> **Set problem**
Copy each line where the word "Rdhd" occurs.

* Begin *

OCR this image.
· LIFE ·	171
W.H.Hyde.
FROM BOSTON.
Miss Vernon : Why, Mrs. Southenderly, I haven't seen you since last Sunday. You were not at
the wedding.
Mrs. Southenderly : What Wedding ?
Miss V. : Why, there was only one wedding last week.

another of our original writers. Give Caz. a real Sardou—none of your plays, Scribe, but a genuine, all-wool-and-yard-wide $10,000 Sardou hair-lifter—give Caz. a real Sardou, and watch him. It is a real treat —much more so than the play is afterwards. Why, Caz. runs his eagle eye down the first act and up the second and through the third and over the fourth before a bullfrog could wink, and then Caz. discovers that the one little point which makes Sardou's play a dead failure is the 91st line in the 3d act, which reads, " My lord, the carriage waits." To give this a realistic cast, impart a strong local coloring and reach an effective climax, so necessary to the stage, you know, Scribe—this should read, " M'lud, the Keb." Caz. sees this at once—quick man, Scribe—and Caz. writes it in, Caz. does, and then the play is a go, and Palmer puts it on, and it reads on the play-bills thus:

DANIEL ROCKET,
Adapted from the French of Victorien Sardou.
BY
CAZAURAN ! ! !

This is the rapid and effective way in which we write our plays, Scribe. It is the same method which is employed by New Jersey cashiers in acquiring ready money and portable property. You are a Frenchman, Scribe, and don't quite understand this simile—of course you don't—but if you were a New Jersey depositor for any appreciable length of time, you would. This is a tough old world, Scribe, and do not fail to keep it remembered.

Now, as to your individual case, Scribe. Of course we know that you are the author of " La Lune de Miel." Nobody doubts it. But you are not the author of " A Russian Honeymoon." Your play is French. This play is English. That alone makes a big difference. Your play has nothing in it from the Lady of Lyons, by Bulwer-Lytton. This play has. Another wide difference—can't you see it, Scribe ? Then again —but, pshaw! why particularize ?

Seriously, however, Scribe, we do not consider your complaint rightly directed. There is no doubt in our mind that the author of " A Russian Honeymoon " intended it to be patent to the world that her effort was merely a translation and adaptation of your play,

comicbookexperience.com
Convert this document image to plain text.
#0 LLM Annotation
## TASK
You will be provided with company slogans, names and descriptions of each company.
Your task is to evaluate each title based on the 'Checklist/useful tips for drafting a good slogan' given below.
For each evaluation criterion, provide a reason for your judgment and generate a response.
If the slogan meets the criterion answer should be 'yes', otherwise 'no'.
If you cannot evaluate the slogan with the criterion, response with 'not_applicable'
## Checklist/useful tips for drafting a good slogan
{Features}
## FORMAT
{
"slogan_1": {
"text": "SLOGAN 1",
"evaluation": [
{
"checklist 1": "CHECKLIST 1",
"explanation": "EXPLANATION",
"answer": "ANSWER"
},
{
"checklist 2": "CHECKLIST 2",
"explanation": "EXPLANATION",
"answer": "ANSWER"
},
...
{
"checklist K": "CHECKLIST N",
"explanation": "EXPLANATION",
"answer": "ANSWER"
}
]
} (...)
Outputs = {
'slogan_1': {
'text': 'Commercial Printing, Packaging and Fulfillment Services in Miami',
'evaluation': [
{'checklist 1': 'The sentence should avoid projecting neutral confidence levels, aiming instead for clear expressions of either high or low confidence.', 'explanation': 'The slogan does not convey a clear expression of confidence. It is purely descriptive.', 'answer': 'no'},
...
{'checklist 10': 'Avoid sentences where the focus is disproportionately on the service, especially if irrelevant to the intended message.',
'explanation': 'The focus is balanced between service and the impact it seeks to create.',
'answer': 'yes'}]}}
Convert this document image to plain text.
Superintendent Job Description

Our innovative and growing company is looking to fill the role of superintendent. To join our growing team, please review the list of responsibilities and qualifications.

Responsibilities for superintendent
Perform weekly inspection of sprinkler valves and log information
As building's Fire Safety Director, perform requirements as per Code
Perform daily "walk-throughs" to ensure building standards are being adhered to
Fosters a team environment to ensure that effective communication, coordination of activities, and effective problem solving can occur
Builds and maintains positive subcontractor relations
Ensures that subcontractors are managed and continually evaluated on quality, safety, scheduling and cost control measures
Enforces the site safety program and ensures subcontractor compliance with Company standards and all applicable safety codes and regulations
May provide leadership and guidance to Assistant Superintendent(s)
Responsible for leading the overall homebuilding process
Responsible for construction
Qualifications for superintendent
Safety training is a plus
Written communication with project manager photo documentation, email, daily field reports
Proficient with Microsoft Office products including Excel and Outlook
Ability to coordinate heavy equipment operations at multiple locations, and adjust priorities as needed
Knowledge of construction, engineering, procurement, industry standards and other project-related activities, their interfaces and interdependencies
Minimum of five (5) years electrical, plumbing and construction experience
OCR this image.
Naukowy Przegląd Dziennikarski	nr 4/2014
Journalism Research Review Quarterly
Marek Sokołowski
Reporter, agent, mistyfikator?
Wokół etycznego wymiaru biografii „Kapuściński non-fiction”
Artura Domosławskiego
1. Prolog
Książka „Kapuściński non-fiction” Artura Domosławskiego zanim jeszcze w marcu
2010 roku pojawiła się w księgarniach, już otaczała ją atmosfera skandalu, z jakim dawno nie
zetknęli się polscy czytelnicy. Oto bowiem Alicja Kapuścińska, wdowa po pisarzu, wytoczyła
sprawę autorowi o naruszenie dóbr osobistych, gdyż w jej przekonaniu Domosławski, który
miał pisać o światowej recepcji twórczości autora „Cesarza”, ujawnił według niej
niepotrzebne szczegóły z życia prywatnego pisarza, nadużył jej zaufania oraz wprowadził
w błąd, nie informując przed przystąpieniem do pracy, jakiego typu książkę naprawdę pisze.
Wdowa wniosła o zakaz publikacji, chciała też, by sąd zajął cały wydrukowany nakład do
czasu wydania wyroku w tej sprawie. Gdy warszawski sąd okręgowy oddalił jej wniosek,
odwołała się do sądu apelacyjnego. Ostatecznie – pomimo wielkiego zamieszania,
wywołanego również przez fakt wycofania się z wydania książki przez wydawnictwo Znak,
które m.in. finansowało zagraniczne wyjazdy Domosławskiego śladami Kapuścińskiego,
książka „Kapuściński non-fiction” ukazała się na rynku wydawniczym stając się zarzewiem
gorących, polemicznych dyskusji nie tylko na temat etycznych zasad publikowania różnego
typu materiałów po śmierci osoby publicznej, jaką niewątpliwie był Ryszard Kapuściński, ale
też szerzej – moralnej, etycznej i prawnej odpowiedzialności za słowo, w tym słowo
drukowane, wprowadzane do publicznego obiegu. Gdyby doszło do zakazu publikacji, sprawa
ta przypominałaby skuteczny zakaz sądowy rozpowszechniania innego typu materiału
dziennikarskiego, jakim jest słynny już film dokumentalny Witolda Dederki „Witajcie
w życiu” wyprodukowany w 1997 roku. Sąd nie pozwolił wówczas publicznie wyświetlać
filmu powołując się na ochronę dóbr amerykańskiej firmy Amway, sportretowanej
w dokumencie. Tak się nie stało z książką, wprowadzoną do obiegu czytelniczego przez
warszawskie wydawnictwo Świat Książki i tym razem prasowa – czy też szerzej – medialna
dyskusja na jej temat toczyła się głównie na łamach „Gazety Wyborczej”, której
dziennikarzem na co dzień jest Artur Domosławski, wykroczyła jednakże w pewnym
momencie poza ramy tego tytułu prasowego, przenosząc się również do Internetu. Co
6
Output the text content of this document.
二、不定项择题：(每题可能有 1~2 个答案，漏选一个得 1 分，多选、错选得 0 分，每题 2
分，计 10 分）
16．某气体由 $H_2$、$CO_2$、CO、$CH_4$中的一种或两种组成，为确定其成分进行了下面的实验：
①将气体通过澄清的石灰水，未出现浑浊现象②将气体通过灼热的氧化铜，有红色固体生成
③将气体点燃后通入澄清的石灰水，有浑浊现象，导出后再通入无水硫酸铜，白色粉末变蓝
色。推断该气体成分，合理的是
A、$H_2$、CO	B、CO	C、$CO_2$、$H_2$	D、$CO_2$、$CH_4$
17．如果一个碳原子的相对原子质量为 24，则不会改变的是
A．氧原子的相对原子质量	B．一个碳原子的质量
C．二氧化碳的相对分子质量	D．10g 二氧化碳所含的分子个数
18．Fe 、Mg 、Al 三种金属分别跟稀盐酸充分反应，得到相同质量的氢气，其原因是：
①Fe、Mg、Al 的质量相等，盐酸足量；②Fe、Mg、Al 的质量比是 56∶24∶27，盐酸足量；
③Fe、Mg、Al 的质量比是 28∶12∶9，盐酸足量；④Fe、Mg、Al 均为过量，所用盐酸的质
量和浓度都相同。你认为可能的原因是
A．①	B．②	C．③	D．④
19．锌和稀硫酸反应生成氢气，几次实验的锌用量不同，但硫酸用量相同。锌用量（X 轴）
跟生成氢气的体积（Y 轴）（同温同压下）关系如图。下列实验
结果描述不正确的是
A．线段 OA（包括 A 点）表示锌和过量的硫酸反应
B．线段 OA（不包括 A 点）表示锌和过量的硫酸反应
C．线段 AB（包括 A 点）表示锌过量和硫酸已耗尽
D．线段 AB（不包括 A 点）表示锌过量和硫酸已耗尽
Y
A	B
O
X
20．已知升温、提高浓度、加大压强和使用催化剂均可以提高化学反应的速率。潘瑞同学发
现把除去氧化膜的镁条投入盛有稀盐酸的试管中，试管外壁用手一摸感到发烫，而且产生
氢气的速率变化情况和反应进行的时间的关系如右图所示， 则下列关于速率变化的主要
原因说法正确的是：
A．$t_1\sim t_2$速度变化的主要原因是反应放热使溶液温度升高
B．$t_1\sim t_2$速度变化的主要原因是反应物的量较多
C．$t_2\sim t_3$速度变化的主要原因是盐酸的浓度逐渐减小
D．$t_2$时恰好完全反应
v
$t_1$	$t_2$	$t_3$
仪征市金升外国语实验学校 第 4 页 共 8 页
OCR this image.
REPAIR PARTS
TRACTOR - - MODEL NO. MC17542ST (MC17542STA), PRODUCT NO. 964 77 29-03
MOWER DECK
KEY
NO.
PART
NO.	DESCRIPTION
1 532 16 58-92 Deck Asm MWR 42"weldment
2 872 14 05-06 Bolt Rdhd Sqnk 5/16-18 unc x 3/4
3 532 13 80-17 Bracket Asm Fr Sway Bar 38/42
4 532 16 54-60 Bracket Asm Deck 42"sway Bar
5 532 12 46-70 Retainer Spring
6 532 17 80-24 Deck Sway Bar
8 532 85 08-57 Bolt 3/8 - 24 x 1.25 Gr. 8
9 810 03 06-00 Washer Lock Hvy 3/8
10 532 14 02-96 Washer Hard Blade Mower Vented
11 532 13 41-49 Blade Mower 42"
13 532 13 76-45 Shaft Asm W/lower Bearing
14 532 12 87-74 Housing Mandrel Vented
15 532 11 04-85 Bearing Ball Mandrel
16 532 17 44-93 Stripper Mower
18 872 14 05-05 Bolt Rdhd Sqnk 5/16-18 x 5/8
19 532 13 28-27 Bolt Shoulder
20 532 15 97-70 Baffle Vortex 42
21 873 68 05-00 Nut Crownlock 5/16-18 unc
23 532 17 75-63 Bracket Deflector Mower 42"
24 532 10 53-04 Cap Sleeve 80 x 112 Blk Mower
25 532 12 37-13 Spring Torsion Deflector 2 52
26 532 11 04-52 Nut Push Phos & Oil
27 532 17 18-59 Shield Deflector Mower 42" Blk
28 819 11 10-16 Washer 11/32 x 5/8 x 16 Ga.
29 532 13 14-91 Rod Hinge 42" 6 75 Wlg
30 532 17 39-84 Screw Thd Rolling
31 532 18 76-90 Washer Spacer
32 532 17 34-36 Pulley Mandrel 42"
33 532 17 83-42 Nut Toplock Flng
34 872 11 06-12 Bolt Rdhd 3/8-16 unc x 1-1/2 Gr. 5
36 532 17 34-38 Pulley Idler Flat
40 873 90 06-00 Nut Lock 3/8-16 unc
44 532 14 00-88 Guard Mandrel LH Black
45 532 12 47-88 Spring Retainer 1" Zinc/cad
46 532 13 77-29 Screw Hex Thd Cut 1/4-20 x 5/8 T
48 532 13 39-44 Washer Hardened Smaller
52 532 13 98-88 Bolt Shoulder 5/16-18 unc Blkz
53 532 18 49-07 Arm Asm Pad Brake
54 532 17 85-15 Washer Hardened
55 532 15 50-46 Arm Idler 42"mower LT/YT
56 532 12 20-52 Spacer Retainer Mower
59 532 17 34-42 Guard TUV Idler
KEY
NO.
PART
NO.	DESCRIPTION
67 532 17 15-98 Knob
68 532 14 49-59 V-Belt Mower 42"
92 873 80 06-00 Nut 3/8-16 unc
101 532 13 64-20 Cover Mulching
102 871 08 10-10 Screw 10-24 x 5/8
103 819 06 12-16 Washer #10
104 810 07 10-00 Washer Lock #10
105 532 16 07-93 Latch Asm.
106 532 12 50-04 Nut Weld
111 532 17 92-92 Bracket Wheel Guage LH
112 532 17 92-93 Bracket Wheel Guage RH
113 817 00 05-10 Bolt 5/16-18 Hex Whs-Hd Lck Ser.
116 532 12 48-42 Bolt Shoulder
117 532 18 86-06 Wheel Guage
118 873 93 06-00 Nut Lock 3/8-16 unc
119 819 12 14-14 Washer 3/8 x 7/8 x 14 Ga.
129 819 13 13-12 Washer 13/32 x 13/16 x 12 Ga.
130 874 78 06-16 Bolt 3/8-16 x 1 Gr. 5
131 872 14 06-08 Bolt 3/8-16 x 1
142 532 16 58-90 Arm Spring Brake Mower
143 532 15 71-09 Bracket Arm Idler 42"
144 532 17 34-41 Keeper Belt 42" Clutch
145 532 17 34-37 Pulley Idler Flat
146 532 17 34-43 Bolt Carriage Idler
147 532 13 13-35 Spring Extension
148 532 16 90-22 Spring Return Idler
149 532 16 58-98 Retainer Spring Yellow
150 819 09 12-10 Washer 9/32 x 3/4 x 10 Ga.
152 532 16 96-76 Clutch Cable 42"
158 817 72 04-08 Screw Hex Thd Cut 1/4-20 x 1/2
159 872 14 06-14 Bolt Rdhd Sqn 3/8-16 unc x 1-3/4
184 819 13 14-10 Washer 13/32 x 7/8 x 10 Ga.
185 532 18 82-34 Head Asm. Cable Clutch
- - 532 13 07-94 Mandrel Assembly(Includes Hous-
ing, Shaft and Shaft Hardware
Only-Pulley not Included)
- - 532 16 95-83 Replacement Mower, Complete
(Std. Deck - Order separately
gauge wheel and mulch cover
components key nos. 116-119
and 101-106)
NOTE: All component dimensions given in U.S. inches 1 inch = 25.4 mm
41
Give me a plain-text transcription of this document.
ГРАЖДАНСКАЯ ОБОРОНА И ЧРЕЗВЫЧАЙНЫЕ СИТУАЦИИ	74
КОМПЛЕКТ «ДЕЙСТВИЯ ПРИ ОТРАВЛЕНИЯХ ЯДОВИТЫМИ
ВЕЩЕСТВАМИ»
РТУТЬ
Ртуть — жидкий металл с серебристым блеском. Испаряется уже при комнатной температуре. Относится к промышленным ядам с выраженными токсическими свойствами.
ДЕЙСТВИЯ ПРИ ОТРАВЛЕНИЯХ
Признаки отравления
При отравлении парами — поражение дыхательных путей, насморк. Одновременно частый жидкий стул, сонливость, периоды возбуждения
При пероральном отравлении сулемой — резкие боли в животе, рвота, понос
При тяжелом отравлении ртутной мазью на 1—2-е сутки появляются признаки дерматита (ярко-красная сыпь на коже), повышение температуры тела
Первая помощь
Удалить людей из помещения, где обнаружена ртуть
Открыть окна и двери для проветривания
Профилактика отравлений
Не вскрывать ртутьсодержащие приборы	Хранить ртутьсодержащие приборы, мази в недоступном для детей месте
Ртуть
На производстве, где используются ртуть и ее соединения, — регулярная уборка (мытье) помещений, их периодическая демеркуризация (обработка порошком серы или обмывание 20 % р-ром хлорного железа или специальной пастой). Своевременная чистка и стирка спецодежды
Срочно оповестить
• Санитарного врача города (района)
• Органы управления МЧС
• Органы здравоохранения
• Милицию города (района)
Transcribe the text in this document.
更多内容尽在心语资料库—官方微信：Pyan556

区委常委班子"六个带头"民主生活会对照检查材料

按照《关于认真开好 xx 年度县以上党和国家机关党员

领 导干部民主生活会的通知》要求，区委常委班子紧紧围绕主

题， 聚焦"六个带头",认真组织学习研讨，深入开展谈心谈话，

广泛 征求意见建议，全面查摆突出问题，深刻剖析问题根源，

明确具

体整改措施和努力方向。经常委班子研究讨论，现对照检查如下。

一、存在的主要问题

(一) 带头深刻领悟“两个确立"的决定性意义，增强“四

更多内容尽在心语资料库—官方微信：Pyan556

* End *

> **Task answer**
2 872 14 05-06 Bolt Rdhd Sqnk 5/16-18 unc x 3/4
18 872 14 05-05 Bolt Rdhd Sqnk 5/16-18 x 5/8
34 872 11 06-12 Bolt Rdhd 3/8-16 unc x 1-1/2 Gr. 5
159 872 14 06-14 Bolt Rdhd Sqn 3/8-16 unc x 1-3/4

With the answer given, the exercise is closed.